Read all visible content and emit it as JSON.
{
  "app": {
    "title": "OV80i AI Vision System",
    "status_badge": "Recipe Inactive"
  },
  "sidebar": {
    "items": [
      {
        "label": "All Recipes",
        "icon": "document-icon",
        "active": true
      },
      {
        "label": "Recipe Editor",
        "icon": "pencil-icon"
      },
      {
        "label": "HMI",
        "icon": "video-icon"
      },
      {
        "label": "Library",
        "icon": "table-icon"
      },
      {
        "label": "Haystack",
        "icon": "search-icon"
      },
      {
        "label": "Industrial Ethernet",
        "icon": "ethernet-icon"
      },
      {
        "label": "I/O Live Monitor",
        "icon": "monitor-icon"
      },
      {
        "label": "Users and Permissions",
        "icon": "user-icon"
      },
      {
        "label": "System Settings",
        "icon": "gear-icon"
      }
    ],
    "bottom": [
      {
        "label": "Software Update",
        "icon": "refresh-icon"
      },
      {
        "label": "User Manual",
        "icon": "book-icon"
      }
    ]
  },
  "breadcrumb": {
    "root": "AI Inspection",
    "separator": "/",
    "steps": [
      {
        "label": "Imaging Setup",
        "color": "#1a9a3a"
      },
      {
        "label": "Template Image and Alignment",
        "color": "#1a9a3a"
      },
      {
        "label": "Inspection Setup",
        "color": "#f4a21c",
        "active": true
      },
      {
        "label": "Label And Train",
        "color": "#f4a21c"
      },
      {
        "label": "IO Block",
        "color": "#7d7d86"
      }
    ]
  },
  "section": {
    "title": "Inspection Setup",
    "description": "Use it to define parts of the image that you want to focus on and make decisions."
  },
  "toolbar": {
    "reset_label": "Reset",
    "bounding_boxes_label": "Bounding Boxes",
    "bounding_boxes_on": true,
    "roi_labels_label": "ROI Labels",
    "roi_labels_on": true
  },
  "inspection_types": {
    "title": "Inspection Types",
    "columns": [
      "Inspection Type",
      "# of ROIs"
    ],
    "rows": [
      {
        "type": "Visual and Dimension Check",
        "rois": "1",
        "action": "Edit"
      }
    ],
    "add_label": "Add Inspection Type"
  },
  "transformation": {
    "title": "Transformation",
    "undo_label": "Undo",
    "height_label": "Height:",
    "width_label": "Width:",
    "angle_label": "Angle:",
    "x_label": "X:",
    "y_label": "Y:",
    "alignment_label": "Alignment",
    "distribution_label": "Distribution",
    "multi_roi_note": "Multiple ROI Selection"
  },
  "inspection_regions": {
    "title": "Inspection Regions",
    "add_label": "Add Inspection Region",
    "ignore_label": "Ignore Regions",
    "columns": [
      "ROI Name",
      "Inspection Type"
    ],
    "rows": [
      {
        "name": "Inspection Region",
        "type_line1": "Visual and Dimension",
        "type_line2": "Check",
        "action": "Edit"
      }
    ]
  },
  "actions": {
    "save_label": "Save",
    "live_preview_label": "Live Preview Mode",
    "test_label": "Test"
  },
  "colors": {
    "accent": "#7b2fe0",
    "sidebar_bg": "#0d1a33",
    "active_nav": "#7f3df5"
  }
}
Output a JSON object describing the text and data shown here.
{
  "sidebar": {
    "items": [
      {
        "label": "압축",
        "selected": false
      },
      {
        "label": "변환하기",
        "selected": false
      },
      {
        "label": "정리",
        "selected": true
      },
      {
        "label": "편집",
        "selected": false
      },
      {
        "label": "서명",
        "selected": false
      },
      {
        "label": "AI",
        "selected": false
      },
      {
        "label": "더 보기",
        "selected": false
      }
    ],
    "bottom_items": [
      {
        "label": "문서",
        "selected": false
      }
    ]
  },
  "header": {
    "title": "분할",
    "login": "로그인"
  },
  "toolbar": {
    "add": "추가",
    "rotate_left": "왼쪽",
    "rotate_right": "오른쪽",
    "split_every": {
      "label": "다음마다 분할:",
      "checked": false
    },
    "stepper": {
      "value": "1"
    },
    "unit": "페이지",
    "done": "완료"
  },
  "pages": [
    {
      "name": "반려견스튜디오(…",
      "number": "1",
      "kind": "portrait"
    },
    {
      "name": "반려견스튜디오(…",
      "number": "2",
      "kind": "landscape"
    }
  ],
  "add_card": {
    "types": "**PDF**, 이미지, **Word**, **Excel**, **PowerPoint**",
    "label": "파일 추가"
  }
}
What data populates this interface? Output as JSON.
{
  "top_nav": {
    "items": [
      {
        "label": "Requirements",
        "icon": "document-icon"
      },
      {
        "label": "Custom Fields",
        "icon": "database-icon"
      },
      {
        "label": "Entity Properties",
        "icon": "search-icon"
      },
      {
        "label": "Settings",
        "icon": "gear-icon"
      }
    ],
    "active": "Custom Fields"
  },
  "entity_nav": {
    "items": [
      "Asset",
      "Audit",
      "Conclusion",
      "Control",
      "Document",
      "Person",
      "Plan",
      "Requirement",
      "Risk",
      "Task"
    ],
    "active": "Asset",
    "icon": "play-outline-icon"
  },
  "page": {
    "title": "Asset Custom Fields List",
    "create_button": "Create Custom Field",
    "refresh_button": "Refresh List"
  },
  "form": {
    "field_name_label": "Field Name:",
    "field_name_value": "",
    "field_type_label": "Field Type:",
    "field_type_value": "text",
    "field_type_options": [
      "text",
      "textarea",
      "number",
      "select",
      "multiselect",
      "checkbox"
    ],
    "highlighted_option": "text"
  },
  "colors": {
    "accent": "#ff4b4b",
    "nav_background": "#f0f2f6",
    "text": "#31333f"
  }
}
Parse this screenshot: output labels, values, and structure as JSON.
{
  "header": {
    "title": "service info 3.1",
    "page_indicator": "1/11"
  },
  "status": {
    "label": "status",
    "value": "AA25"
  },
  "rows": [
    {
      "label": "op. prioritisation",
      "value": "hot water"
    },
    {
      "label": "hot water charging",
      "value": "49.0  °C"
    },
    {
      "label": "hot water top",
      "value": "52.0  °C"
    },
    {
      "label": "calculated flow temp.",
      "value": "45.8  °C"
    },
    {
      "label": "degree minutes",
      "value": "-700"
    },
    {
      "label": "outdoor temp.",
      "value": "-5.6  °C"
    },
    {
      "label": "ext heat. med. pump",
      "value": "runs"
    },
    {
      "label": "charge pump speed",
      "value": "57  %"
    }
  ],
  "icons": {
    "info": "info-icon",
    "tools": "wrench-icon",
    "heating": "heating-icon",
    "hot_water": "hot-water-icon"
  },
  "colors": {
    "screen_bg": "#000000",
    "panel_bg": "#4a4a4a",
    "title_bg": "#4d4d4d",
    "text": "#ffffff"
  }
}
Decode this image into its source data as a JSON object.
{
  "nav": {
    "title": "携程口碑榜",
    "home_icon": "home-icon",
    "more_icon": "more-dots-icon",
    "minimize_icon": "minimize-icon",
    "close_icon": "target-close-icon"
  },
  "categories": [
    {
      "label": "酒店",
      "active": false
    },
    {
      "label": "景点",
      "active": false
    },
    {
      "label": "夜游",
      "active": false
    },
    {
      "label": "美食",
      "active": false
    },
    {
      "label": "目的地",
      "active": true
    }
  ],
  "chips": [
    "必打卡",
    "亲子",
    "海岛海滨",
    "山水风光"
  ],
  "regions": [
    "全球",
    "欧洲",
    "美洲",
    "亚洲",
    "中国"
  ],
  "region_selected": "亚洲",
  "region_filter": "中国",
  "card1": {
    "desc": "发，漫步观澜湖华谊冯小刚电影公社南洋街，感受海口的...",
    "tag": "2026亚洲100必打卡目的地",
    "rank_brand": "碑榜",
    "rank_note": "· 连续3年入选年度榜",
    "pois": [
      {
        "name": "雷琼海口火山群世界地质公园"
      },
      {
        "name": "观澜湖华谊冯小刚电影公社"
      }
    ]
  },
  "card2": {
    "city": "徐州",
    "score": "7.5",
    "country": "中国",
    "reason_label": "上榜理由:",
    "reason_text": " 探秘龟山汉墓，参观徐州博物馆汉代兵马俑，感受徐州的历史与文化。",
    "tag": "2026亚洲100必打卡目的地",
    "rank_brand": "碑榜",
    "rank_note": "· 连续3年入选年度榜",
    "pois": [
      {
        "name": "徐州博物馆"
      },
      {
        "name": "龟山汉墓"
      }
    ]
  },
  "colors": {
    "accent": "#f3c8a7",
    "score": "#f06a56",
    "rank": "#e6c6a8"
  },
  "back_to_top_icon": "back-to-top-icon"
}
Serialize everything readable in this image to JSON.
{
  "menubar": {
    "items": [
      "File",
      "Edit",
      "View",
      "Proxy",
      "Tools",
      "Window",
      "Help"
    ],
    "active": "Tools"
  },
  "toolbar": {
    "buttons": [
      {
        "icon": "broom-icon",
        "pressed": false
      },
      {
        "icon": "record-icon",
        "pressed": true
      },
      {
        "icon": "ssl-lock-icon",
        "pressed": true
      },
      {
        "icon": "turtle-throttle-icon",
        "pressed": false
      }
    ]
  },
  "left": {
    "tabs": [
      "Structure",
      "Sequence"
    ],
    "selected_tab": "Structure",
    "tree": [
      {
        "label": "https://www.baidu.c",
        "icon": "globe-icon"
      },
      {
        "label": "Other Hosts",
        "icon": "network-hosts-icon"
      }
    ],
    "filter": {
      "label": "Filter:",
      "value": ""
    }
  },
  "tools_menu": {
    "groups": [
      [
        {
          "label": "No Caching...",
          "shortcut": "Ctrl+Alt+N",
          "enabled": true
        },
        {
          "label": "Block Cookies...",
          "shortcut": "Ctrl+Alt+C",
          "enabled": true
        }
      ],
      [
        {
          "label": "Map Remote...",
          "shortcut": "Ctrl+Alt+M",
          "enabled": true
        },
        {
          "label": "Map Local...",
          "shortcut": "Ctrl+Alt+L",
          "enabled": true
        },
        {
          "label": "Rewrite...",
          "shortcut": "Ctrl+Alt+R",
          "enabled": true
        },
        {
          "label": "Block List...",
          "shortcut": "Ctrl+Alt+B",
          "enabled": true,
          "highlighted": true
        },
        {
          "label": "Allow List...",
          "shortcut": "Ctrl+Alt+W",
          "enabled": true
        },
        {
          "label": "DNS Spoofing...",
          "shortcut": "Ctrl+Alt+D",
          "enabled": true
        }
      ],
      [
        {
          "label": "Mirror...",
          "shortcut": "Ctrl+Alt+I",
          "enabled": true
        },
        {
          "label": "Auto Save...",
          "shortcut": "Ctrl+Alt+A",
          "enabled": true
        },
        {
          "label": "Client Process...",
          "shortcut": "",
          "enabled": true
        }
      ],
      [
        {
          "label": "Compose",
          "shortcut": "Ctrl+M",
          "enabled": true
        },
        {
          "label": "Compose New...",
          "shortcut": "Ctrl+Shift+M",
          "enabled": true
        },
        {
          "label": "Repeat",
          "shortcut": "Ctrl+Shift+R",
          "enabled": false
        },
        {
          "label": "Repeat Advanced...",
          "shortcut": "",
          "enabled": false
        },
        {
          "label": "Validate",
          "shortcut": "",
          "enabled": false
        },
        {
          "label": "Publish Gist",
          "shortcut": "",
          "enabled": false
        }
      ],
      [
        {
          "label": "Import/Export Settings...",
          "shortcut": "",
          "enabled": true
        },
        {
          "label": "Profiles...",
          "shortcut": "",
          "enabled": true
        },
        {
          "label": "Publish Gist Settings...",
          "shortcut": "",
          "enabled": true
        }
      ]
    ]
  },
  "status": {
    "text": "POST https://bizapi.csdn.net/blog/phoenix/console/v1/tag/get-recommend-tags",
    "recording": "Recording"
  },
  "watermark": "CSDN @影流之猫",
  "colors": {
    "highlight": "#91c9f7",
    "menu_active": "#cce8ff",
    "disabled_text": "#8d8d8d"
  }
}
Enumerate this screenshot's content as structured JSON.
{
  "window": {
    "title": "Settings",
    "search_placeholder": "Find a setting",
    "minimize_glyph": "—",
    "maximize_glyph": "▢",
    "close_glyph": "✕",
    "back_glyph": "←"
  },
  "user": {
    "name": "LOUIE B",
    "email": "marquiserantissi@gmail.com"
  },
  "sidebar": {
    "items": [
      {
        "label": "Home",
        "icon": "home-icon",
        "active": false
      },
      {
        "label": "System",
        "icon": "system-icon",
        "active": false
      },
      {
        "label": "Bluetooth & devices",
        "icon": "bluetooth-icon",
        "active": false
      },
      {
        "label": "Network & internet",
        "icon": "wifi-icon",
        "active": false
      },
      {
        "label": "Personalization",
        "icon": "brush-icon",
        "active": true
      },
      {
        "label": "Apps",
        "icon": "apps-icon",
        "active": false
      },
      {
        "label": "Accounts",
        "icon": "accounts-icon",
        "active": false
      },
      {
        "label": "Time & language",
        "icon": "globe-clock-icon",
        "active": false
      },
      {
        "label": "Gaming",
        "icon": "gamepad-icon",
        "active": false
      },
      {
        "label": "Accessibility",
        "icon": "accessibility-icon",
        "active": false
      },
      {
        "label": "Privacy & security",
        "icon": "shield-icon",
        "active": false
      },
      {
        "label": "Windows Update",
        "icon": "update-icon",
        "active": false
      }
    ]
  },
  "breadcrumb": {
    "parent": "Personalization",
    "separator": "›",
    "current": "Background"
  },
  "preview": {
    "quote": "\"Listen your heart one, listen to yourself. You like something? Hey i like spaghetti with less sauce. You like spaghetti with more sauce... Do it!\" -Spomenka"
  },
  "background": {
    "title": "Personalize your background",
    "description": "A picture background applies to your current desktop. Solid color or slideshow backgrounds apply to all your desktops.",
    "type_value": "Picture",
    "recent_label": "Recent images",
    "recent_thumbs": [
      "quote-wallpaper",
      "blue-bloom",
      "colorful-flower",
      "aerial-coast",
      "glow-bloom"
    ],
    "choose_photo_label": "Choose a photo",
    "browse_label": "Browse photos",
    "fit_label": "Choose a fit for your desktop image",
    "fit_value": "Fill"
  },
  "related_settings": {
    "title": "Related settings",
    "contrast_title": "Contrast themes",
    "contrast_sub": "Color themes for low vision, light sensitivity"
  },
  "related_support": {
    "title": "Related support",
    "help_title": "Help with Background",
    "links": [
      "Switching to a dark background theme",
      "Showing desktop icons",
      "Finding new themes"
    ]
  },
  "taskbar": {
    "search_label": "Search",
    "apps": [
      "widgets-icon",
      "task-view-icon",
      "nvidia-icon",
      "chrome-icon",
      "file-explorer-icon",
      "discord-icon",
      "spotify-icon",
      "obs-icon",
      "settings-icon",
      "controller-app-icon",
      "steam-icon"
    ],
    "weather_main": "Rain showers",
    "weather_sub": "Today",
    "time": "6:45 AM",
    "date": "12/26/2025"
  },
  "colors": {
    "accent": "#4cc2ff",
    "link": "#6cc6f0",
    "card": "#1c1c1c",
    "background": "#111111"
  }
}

^^^^^^^^^^^^^^^^

:: DESCRIPTION OF THE TASK ::
Extract all lines containing the word "Repeat".

:: SOLUTION TO THE PROBLEM ::
          "label": "Repeat",
          "label": "Repeat Advanced...",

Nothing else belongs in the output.